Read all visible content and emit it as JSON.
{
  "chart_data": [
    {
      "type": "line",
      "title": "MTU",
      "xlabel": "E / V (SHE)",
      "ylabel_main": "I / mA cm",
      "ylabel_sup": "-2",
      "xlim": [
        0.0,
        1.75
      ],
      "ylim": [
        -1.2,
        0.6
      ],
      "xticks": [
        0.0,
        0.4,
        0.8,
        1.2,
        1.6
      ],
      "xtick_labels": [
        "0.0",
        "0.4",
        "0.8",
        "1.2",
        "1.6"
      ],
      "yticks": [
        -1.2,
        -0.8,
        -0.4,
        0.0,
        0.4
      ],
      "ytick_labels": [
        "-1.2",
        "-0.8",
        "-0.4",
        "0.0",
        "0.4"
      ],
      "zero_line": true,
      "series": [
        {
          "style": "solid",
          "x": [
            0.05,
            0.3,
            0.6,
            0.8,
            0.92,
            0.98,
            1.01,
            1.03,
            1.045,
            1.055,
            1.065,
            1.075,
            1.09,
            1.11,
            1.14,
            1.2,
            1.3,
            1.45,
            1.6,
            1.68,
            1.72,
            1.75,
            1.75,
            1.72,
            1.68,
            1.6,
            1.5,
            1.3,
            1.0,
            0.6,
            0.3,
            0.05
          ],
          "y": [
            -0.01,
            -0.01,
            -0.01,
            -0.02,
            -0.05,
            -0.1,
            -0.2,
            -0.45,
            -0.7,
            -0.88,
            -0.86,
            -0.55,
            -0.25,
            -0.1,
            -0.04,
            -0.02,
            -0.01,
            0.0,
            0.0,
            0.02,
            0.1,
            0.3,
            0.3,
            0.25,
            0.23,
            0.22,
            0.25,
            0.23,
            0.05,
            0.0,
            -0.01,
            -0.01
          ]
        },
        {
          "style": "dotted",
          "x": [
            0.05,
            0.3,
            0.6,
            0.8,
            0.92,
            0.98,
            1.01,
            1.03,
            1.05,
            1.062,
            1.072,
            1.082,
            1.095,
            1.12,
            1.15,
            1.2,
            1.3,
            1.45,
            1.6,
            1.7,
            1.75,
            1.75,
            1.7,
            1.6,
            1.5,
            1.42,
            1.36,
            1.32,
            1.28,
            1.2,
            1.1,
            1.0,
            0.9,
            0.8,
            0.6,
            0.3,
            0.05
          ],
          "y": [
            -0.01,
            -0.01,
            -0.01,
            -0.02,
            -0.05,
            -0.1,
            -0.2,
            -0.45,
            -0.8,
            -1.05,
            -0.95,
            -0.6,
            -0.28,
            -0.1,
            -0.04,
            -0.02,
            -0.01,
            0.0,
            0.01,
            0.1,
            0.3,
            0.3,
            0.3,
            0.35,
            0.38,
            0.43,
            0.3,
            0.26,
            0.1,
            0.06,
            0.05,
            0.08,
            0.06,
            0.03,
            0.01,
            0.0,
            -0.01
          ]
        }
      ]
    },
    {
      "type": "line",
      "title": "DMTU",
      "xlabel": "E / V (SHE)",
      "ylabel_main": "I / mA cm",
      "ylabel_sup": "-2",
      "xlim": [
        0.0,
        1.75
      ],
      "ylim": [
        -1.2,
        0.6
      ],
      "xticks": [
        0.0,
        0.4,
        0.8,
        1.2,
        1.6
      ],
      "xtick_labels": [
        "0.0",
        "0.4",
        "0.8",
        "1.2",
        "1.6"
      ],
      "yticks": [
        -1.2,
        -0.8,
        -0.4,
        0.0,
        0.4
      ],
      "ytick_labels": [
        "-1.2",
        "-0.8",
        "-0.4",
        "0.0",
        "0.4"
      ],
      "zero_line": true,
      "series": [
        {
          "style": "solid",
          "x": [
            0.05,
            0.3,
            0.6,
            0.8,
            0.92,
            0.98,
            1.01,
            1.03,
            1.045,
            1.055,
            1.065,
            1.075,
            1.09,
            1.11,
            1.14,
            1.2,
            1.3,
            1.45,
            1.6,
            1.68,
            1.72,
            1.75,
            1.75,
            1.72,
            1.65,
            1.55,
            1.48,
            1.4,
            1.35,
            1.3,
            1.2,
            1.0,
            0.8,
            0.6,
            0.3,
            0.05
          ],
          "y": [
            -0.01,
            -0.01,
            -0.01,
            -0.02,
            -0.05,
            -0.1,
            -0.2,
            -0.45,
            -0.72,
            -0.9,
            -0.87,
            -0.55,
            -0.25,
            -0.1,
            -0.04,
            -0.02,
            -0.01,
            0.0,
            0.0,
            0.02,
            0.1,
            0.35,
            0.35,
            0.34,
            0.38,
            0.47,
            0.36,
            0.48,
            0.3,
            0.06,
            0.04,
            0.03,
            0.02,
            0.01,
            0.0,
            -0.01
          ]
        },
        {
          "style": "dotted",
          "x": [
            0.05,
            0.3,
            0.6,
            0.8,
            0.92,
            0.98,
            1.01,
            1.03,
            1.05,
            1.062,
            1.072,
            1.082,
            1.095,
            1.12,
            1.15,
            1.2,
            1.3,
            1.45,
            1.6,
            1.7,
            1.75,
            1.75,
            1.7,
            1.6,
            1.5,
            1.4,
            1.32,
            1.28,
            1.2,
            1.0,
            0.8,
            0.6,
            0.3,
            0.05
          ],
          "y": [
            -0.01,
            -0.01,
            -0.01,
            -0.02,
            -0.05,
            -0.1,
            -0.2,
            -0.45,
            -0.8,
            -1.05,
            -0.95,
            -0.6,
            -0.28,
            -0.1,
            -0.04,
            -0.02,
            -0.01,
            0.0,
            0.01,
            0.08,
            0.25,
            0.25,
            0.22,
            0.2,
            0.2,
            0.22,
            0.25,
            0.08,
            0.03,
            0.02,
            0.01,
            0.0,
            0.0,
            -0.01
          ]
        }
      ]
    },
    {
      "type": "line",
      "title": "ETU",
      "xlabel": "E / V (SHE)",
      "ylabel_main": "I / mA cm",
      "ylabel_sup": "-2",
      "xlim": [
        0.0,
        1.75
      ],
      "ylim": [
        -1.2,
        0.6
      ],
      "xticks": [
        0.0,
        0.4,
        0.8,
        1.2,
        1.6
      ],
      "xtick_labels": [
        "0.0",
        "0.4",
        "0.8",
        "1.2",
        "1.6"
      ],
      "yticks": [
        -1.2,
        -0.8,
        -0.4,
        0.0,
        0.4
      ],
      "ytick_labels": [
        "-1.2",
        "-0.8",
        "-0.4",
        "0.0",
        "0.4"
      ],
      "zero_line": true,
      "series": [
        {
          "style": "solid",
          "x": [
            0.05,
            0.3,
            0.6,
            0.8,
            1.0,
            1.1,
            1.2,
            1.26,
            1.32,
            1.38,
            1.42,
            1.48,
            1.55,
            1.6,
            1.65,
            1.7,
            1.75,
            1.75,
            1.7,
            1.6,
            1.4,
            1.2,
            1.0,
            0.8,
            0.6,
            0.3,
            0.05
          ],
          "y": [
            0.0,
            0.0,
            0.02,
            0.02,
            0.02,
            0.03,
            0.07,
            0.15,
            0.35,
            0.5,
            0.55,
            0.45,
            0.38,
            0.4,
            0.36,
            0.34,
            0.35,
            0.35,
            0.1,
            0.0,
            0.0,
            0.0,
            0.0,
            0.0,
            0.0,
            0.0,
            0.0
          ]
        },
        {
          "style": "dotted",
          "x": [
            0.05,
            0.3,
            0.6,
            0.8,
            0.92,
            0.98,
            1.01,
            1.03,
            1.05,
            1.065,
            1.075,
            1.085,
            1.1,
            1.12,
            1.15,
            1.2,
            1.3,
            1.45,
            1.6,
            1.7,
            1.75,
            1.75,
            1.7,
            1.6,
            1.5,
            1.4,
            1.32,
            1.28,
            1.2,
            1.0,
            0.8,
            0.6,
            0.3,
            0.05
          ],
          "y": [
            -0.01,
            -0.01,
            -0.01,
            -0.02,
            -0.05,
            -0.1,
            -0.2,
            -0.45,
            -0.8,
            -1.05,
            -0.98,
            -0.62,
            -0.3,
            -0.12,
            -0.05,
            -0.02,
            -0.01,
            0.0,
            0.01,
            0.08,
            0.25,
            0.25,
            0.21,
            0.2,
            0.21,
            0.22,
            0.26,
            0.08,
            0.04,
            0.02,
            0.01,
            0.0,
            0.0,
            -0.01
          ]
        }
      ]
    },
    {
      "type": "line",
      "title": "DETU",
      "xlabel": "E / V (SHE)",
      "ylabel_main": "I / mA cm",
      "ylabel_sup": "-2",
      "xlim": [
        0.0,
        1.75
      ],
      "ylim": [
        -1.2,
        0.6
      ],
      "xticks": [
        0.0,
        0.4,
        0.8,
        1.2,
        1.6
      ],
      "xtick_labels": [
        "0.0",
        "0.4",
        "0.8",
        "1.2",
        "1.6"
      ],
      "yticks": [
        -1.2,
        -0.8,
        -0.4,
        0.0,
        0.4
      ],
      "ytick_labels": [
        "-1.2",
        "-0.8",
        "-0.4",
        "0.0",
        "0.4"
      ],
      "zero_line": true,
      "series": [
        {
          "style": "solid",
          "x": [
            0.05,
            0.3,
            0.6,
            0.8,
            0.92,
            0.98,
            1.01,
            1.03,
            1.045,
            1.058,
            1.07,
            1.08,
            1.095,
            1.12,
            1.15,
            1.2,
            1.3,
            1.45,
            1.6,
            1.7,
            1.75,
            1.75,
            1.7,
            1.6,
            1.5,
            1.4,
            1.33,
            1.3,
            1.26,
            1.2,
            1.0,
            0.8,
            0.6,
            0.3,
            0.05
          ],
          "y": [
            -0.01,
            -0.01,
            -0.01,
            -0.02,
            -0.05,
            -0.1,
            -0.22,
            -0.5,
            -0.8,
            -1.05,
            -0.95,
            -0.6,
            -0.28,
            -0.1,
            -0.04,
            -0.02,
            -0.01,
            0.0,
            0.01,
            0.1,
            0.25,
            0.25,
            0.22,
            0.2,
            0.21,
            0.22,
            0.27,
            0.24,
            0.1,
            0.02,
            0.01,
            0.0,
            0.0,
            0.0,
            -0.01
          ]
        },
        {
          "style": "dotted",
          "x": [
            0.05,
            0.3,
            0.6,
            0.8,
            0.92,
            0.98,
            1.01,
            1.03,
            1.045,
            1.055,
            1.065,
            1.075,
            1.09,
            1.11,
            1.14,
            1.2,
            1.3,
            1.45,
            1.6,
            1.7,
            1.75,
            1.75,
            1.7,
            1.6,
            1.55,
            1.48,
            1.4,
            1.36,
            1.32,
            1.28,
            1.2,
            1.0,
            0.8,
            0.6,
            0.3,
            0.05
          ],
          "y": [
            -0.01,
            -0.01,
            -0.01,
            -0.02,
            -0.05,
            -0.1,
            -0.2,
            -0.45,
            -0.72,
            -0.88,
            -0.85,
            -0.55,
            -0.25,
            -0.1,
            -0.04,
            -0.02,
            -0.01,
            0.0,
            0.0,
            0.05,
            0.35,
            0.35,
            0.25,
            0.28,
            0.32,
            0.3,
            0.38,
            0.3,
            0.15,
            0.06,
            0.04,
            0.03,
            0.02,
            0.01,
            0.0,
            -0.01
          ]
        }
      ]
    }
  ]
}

- - - - -

Task prompt -> Count the lines of the data that include the string "title", and give only that number.

Exercise result -> 4